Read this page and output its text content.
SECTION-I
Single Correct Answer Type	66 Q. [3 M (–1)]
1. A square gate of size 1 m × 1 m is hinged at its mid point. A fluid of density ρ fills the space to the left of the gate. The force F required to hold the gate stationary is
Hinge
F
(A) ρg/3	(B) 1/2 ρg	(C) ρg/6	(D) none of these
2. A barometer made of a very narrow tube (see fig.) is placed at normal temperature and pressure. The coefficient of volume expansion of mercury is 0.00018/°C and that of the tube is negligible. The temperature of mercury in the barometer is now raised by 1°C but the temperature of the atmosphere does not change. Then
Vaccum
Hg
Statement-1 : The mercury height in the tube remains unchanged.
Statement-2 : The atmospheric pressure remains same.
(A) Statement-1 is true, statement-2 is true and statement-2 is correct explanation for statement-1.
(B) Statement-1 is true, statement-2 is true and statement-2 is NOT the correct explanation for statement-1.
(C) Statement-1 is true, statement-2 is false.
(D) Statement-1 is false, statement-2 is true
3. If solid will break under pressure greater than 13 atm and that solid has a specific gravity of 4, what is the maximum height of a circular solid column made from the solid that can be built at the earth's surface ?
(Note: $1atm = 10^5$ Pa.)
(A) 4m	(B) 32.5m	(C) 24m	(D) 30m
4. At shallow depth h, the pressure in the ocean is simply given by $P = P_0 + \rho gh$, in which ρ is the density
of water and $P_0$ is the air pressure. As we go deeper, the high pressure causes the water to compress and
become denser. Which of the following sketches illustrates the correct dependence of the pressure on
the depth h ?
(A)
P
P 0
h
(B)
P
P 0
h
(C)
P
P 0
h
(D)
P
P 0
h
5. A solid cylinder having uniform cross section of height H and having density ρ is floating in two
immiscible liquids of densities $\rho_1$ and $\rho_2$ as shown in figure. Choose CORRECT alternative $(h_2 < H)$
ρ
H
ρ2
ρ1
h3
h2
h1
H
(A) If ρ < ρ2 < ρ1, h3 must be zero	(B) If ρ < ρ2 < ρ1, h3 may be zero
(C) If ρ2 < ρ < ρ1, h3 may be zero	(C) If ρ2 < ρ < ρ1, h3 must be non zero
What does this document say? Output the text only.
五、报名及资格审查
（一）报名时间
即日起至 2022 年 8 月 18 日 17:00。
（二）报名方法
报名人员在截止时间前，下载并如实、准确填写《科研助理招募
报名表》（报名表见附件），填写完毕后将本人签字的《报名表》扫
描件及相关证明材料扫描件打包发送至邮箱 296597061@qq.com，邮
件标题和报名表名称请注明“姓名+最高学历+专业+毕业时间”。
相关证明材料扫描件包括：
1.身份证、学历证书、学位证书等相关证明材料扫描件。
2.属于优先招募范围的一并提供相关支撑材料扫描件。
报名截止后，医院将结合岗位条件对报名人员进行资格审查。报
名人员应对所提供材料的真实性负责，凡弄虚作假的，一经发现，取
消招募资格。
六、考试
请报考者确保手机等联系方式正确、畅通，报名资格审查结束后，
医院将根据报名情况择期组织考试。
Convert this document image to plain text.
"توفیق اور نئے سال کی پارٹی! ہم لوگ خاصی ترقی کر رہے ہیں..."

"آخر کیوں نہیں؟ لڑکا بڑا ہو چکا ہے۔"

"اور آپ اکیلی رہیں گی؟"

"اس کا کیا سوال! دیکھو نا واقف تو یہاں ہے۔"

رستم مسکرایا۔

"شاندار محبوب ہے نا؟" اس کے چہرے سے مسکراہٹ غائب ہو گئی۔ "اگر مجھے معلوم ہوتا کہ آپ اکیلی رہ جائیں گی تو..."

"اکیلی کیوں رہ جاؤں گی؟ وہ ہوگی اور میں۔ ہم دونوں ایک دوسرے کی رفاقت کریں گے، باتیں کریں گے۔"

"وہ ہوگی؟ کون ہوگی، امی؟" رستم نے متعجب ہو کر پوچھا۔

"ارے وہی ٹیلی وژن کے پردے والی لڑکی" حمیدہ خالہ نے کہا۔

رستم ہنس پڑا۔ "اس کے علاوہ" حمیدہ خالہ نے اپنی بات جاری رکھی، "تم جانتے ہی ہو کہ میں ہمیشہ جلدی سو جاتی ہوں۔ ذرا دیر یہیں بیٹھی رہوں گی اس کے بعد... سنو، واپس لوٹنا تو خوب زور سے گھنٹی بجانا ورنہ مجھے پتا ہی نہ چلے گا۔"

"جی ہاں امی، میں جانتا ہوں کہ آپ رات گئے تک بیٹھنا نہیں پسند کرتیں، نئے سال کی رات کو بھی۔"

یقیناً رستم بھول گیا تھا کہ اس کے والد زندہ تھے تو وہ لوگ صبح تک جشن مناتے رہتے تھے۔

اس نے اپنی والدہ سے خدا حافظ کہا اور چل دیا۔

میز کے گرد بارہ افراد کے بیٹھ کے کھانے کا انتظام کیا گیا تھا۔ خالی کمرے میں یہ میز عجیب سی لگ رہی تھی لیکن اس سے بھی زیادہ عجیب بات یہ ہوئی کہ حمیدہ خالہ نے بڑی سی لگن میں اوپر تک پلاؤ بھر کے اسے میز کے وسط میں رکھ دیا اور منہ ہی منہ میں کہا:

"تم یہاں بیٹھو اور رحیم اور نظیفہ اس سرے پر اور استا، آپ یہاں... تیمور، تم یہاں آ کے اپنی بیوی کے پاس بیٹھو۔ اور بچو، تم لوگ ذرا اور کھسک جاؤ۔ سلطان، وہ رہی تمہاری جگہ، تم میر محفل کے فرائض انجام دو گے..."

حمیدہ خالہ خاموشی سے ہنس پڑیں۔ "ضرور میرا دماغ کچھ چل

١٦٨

---

REQUIRED TASK: Copy out every line from the one containing "Convert this document image to plain text." to the end of the material, both ends included.

SOLUTION TO THIS TASK:
Convert this document image to plain text.
"توفیق اور نئے سال کی پارٹی! ہم لوگ خاصی ترقی کر رہے ہیں..."

"آخر کیوں نہیں؟ لڑکا بڑا ہو چکا ہے۔"

"اور آپ اکیلی رہیں گی؟"

"اس کا کیا سوال! دیکھو نا واقف تو یہاں ہے۔"

رستم مسکرایا۔

"شاندار محبوب ہے نا؟" اس کے چہرے سے مسکراہٹ غائب ہو گئی۔ "اگر مجھے معلوم ہوتا کہ آپ اکیلی رہ جائیں گی تو..."

"اکیلی کیوں رہ جاؤں گی؟ وہ ہوگی اور میں۔ ہم دونوں ایک دوسرے کی رفاقت کریں گے، باتیں کریں گے۔"

"وہ ہوگی؟ کون ہوگی، امی؟" رستم نے متعجب ہو کر پوچھا۔

"ارے وہی ٹیلی وژن کے پردے والی لڑکی" حمیدہ خالہ نے کہا۔

رستم ہنس پڑا۔ "اس کے علاوہ" حمیدہ خالہ نے اپنی بات جاری رکھی، "تم جانتے ہی ہو کہ میں ہمیشہ جلدی سو جاتی ہوں۔ ذرا دیر یہیں بیٹھی رہوں گی اس کے بعد... سنو، واپس لوٹنا تو خوب زور سے گھنٹی بجانا ورنہ مجھے پتا ہی نہ چلے گا۔"

"جی ہاں امی، میں جانتا ہوں کہ آپ رات گئے تک بیٹھنا نہیں پسند کرتیں، نئے سال کی رات کو بھی۔"

یقیناً رستم بھول گیا تھا کہ اس کے والد زندہ تھے تو وہ لوگ صبح تک جشن مناتے رہتے تھے۔

اس نے اپنی والدہ سے خدا حافظ کہا اور چل دیا۔

میز کے گرد بارہ افراد کے بیٹھ کے کھانے کا انتظام کیا گیا تھا۔ خالی کمرے میں یہ میز عجیب سی لگ رہی تھی لیکن اس سے بھی زیادہ عجیب بات یہ ہوئی کہ حمیدہ خالہ نے بڑی سی لگن میں اوپر تک پلاؤ بھر کے اسے میز کے وسط میں رکھ دیا اور منہ ہی منہ میں کہا:

"تم یہاں بیٹھو اور رحیم اور نظیفہ اس سرے پر اور استا، آپ یہاں... تیمور، تم یہاں آ کے اپنی بیوی کے پاس بیٹھو۔ اور بچو، تم لوگ ذرا اور کھسک جاؤ۔ سلطان، وہ رہی تمہاری جگہ، تم میر محفل کے فرائض انجام دو گے..."

حمیدہ خالہ خاموشی سے ہنس پڑیں۔ "ضرور میرا دماغ کچھ چل

١٦٨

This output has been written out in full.